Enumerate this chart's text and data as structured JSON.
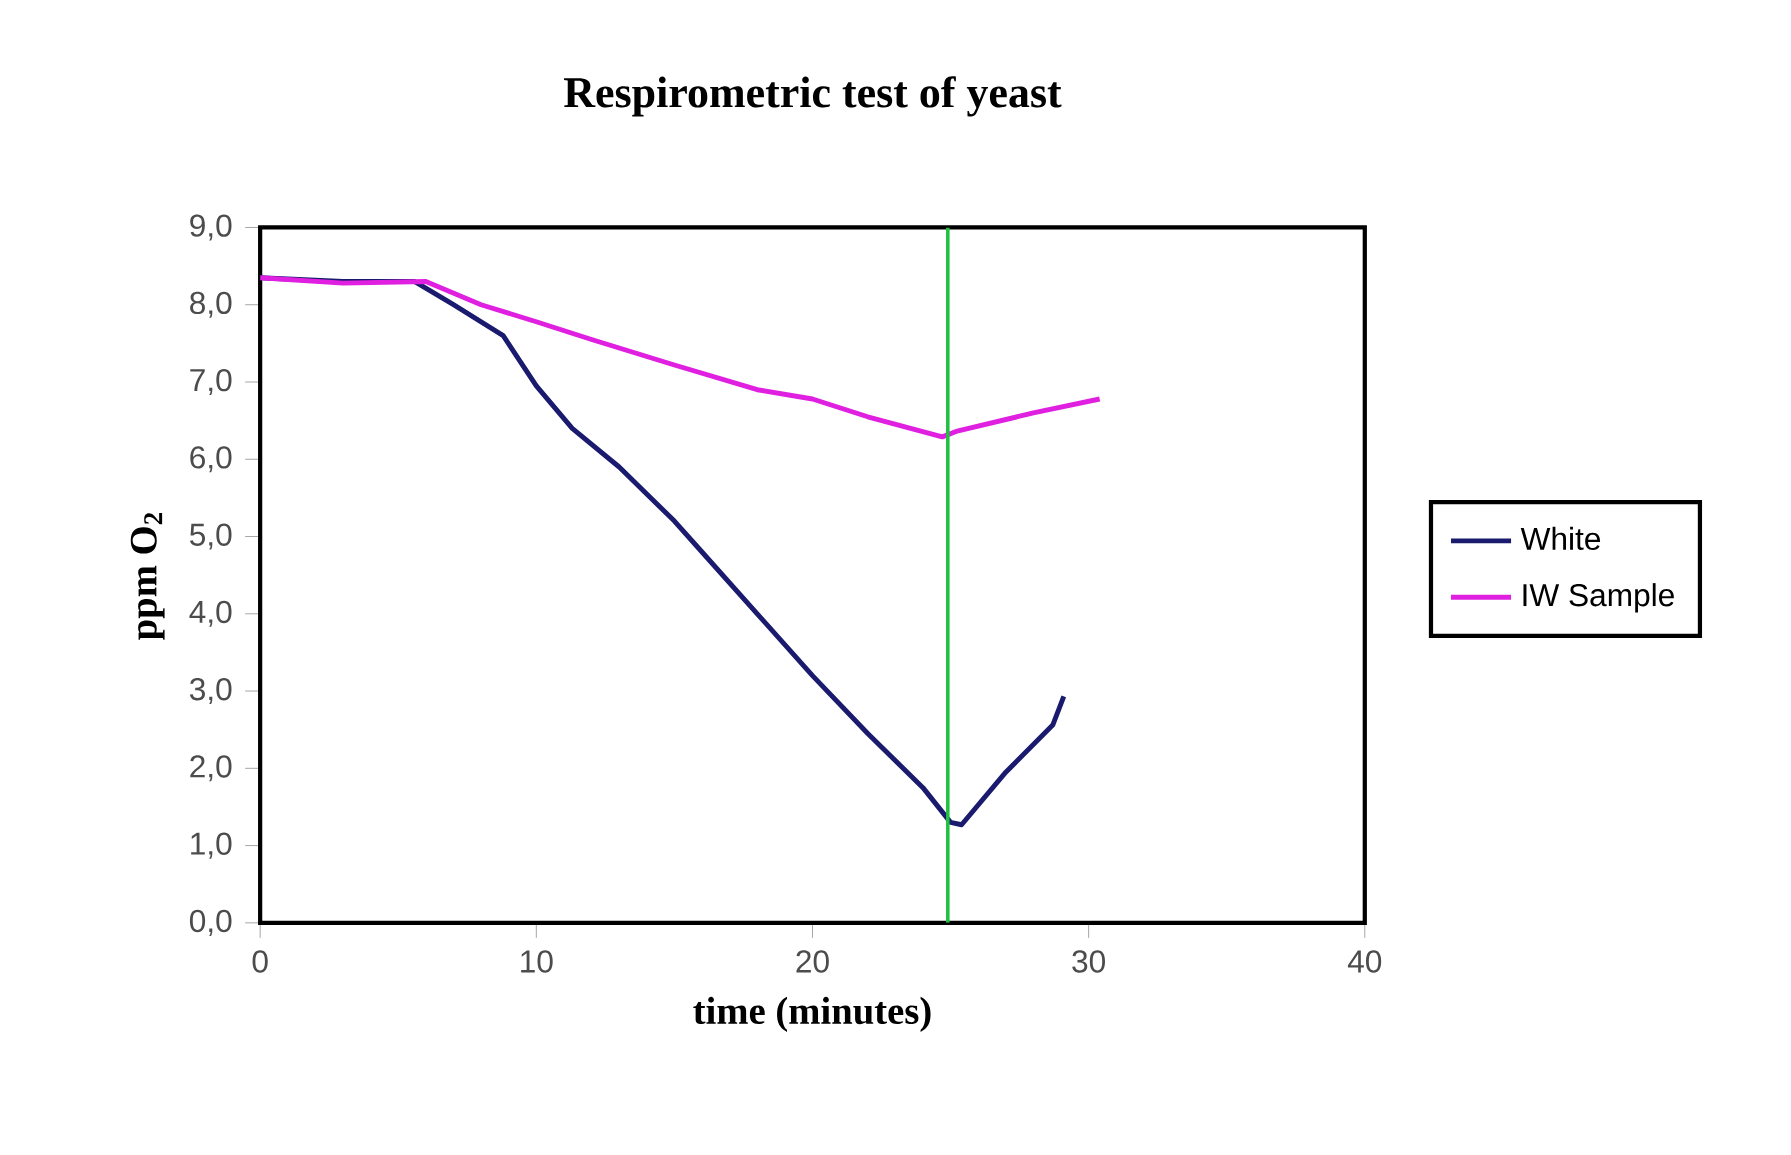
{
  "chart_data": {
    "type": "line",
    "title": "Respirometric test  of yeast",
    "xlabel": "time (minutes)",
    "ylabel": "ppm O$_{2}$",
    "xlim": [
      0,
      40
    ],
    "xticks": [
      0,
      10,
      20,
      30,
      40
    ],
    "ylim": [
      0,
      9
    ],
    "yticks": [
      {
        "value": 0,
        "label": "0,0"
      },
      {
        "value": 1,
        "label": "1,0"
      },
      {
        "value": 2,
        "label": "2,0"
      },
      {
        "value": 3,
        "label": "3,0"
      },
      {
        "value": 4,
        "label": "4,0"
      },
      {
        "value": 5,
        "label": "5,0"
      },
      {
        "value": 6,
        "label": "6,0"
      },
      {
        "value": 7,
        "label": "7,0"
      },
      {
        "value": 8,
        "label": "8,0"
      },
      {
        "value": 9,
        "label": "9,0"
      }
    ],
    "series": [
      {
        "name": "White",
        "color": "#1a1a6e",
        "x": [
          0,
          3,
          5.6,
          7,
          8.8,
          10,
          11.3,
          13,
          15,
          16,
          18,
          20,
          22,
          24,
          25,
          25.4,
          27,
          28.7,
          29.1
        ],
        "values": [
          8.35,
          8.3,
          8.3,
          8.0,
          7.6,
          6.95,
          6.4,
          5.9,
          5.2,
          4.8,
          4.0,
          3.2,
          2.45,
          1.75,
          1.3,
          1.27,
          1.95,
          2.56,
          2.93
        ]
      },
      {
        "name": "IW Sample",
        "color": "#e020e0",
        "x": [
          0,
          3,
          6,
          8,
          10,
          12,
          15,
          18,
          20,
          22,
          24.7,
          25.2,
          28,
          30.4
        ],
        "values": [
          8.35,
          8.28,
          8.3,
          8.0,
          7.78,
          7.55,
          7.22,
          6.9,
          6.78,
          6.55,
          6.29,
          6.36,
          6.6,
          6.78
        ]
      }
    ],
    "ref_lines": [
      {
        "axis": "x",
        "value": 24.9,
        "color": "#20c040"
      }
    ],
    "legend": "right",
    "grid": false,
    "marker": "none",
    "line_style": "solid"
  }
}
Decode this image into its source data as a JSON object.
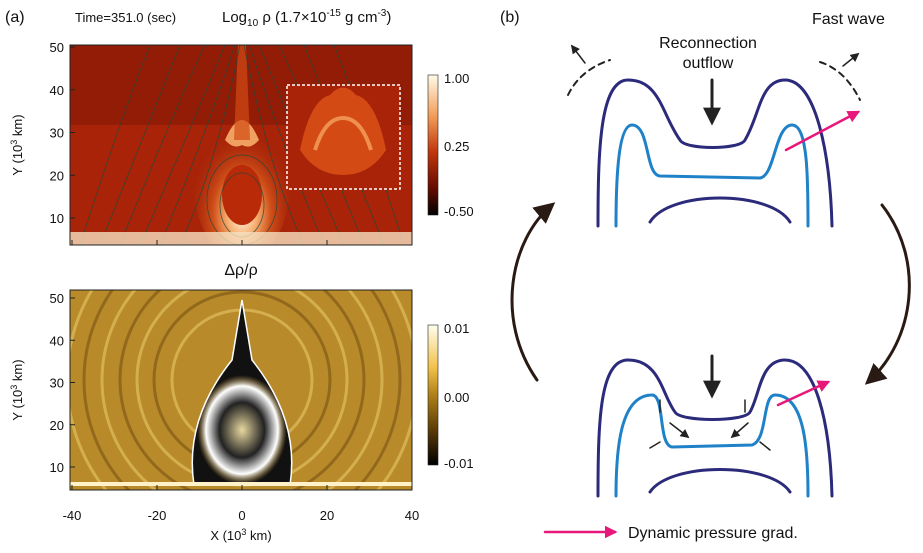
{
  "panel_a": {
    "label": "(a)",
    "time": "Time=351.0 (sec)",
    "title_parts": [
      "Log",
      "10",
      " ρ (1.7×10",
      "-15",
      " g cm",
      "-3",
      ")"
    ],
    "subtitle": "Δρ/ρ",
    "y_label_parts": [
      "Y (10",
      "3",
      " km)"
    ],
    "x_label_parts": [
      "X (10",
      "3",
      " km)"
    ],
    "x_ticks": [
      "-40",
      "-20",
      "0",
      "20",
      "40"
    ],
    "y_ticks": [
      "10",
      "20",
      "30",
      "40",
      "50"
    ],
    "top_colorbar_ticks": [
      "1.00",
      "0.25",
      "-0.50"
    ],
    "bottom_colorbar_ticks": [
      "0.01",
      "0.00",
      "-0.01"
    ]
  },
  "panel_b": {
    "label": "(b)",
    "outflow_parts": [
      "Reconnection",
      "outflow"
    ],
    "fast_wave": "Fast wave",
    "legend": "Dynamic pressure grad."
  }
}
* * *
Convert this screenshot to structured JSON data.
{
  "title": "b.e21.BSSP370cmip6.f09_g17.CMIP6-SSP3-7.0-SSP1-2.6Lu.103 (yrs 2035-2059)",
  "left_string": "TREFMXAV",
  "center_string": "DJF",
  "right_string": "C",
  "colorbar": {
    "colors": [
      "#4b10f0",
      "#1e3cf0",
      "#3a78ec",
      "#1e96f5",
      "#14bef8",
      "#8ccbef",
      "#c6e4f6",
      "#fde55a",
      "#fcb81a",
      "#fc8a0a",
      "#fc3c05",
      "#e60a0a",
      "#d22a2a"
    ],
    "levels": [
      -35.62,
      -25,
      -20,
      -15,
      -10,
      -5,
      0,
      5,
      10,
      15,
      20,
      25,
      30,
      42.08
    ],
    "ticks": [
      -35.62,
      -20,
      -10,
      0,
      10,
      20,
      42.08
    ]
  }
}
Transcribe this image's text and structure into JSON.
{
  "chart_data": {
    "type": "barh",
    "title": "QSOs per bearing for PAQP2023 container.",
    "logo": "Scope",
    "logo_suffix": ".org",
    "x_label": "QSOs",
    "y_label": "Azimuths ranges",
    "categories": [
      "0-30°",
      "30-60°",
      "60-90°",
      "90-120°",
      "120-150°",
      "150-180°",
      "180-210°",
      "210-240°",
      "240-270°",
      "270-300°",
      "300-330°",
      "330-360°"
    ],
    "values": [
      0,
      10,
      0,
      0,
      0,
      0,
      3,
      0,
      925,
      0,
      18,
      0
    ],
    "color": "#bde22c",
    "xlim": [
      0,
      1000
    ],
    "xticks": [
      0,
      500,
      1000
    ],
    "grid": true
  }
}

## Task description:
Gather and return every line that holds the string "JSON".

## Result:
Enumerate this chart's text and data as structured JSON.
Decode this image into its source data as a JSON object.
Convert this screenshot to structured JSON data.
Transcribe this image's text and structure into JSON.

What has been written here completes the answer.